Provided information:
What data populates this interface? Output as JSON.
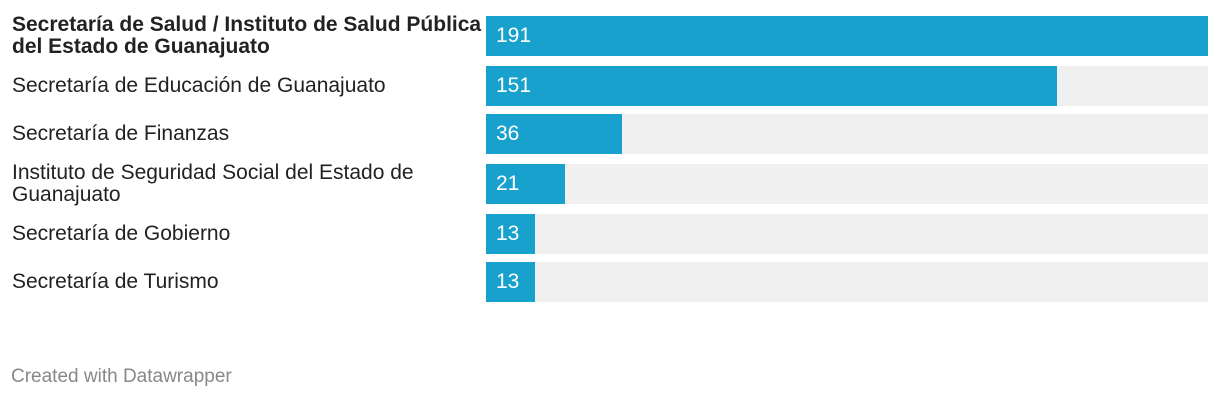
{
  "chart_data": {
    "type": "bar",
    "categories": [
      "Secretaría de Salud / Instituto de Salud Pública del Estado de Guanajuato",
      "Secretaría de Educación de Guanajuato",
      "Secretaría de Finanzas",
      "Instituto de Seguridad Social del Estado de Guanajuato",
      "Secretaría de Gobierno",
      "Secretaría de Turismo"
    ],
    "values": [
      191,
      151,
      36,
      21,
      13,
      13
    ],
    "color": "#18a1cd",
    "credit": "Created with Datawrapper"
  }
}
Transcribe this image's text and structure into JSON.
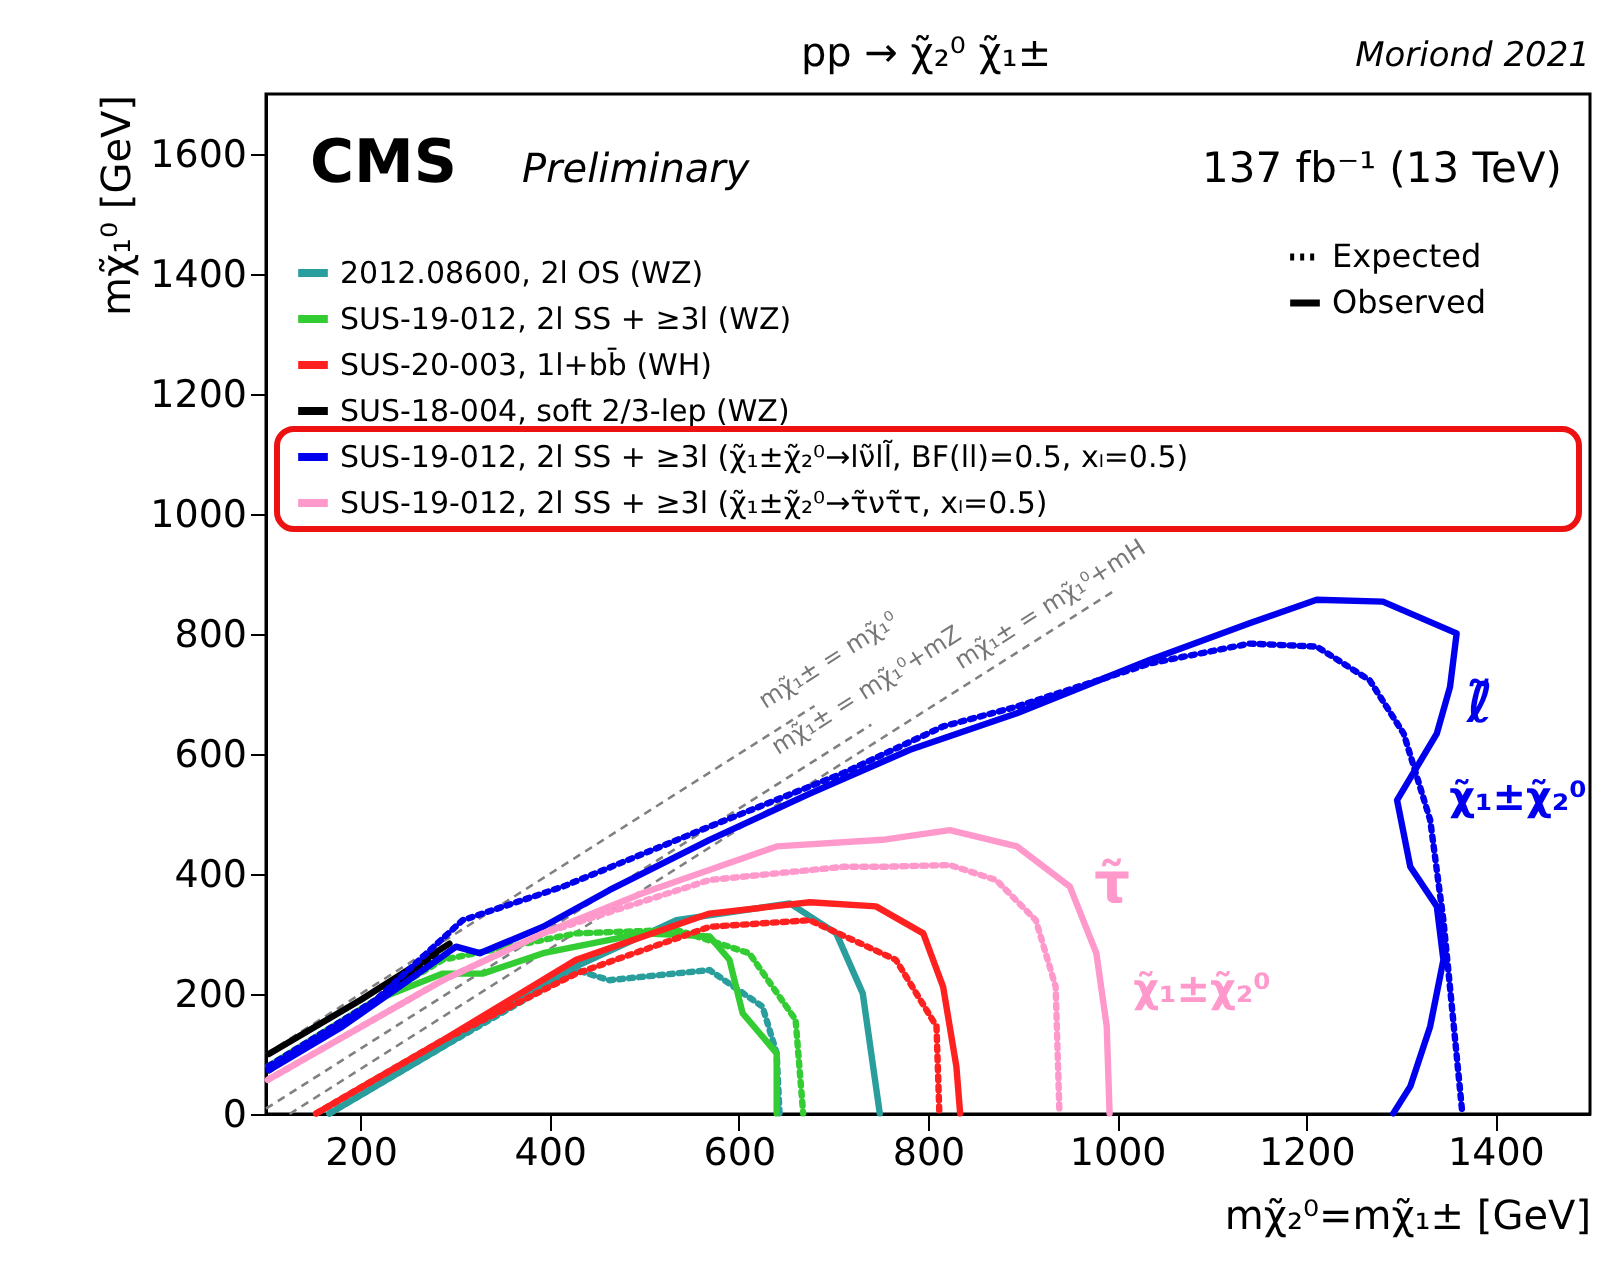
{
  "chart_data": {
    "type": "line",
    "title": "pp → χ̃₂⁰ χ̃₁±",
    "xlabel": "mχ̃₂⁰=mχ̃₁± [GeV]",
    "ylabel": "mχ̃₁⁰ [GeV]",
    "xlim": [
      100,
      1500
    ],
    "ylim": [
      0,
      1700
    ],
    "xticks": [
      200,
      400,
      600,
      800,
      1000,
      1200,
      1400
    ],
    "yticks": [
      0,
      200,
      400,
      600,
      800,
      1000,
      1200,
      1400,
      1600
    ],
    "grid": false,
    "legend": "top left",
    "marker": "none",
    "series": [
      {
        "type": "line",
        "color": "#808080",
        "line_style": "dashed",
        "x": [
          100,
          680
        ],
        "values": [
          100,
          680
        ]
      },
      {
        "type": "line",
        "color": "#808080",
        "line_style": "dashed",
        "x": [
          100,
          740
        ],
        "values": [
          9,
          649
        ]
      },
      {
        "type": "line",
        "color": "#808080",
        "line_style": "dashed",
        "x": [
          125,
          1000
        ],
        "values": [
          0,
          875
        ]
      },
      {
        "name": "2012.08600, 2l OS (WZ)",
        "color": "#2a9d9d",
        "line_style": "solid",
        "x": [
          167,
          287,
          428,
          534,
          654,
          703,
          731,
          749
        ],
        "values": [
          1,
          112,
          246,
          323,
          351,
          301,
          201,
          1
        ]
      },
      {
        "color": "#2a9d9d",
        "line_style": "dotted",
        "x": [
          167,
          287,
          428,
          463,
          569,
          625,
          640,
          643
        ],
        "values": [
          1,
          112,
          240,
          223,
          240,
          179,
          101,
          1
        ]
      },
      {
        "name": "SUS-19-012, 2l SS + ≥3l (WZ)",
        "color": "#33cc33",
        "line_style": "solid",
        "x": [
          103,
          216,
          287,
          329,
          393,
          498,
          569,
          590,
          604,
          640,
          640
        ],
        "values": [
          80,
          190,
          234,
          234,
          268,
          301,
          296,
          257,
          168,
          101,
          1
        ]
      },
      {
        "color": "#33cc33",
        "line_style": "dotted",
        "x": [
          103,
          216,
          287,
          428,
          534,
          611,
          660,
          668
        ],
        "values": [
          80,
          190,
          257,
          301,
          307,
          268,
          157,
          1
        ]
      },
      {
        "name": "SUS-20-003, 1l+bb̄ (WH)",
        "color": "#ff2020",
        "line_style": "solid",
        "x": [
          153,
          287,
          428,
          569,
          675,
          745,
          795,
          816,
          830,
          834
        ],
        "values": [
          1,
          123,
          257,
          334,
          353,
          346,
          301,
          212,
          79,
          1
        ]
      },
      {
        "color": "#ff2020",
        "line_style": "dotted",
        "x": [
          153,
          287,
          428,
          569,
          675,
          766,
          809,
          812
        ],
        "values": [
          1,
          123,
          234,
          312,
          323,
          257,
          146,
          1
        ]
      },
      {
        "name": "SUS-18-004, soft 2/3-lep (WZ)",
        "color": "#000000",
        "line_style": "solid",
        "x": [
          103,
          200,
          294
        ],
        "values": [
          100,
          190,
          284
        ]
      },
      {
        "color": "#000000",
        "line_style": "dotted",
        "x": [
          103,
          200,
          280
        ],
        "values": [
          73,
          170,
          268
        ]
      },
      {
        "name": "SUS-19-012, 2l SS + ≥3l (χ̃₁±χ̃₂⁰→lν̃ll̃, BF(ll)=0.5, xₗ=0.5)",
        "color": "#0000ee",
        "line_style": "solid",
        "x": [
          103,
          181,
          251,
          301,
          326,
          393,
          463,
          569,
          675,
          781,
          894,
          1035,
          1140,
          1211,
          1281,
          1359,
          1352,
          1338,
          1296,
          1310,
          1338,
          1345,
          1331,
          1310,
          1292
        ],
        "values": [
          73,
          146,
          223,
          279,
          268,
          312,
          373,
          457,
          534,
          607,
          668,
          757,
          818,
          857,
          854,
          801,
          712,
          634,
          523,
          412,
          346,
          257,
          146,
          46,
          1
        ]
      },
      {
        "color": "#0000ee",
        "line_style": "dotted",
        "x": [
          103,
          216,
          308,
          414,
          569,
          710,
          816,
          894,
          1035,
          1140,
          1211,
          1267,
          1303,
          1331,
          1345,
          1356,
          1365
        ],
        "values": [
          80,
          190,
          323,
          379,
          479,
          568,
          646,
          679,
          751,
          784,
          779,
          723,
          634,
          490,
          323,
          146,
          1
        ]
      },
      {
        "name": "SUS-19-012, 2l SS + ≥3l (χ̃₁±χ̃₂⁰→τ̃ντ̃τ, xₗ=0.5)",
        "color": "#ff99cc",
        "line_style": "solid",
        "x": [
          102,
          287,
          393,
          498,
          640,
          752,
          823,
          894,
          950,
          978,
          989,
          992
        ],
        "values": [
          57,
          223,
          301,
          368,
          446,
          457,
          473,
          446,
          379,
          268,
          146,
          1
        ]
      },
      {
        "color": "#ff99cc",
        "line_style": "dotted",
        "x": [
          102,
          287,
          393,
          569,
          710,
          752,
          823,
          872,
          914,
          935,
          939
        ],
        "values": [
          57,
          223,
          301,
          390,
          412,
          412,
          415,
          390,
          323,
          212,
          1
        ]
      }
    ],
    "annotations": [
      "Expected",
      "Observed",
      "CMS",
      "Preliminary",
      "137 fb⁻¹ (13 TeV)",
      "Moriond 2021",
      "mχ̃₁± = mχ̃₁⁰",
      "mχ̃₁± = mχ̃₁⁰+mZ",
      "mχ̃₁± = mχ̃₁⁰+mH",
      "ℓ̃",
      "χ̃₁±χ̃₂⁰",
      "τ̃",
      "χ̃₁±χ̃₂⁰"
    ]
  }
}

Exercise task: Go through the material above and count the lines that contain "Guanajuato"; answer with the number alone.

Solution for this exercise: 3